Problem: Spot every line with the word "House" and return it.

[Extracted records]
--- --- ---
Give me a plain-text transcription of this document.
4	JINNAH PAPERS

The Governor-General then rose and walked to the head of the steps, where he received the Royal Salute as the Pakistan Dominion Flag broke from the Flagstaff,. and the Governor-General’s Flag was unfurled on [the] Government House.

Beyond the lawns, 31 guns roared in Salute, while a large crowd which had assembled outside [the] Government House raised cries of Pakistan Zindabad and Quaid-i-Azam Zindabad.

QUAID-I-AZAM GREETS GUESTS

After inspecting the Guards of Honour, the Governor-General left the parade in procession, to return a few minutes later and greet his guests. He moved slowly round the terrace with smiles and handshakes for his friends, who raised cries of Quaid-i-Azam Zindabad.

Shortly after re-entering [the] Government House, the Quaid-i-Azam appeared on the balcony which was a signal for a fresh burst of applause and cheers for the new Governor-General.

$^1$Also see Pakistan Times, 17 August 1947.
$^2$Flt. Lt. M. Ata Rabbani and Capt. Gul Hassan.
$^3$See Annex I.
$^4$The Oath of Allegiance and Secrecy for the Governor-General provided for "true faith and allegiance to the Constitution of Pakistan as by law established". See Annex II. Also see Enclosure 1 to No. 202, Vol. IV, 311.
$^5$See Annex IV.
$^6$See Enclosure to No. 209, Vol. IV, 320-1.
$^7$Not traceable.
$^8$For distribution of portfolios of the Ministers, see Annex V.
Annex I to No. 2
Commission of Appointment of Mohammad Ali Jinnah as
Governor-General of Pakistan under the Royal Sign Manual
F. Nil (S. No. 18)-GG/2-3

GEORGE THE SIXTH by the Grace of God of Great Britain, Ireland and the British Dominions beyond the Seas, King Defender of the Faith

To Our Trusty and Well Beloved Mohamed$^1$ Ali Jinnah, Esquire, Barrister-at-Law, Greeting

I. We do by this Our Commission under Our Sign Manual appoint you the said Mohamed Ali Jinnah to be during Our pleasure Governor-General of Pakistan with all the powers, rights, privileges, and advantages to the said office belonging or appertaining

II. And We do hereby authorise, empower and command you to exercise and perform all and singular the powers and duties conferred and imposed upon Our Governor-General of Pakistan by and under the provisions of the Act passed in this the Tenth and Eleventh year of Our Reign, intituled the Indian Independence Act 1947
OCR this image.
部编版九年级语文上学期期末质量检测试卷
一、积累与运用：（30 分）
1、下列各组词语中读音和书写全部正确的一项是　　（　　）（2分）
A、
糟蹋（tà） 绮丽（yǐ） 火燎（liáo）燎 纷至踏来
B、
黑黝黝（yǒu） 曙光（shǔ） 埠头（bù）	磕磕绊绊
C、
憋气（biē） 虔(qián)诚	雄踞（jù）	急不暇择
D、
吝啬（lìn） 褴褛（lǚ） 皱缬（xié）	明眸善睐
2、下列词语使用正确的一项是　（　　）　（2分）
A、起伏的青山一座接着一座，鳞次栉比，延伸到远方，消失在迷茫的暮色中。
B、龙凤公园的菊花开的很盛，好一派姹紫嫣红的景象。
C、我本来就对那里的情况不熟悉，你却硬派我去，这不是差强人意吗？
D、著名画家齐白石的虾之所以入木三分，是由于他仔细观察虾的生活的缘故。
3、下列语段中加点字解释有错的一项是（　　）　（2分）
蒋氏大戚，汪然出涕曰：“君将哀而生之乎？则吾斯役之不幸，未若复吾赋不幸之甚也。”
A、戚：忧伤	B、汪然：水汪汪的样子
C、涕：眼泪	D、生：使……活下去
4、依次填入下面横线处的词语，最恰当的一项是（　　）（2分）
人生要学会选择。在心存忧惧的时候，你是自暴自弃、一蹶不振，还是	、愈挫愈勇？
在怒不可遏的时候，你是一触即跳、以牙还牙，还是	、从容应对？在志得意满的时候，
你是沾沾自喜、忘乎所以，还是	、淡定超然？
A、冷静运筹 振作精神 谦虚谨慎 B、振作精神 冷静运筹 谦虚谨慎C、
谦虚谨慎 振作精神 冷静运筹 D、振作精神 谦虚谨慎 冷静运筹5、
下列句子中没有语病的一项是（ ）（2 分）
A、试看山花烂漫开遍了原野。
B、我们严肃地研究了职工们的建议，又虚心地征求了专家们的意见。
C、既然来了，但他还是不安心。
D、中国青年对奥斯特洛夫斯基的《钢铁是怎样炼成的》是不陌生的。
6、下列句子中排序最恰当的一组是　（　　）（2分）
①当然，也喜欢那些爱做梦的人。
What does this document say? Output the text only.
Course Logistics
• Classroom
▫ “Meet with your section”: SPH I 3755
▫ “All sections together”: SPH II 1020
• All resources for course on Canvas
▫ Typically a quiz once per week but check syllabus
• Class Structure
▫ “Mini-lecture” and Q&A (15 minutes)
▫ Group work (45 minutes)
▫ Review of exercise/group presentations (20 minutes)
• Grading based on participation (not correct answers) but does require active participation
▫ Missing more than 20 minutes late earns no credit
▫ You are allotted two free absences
--- --- ---
The answer:
The Governor-General then rose and walked to the head of the steps, where he received the Royal Salute as the Pakistan Dominion Flag broke from the Flagstaff,. and the Governor-General’s Flag was unfurled on [the] Government House.
Beyond the lawns, 31 guns roared in Salute, while a large crowd which had assembled outside [the] Government House raised cries of Pakistan Zindabad and Quaid-i-Azam Zindabad.
Shortly after re-entering [the] Government House, the Quaid-i-Azam appeared on the balcony which was a signal for a fresh burst of applause and cheers for the new Governor-General.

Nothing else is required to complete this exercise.